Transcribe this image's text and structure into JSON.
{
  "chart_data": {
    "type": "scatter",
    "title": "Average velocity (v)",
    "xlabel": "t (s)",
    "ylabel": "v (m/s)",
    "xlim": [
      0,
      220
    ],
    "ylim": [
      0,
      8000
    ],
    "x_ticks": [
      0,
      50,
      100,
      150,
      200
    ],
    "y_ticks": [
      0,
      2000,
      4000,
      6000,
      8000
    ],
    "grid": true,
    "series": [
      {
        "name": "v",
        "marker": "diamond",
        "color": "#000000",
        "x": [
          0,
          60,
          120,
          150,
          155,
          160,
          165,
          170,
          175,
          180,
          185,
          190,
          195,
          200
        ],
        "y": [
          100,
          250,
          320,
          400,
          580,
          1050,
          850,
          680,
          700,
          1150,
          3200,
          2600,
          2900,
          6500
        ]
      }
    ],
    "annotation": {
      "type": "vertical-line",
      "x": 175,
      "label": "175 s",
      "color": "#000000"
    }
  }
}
::::::
## What the task requires
Print the entries exactly. Include every one.

## Reply
Transcribe this image's text and structure into JSON.
{
  "chart_data": {
    "type": "scatter",
    "title": "Average velocity (v)",
    "xlabel": "t (s)",
    "ylabel": "v (m/s)",
    "xlim": [
      0,
      220
    ],
    "ylim": [
      0,
      8000
    ],
    "x_ticks": [
      0,
      50,
      100,
      150,
      200
    ],
    "y_ticks": [
      0,
      2000,
      4000,
      6000,
      8000
    ],
    "grid": true,
    "series": [
      {
        "name": "v",
        "marker": "diamond",
        "color": "#000000",
        "x": [
          0,
          60,
          120,
          150,
          155,
          160,
          165,
          170,
          175,
          180,
          185,
          190,
          195,
          200
        ],
        "y": [
          100,
          250,
          320,
          400,
          580,
          1050,
          850,
          680,
          700,
          1150,
          3200,
          2600,
          2900,
          6500
        ]
      }
    ],
    "annotation": {
      "type": "vertical-line",
      "x": 175,
      "label": "175 s",
      "color": "#000000"
    }
  }
}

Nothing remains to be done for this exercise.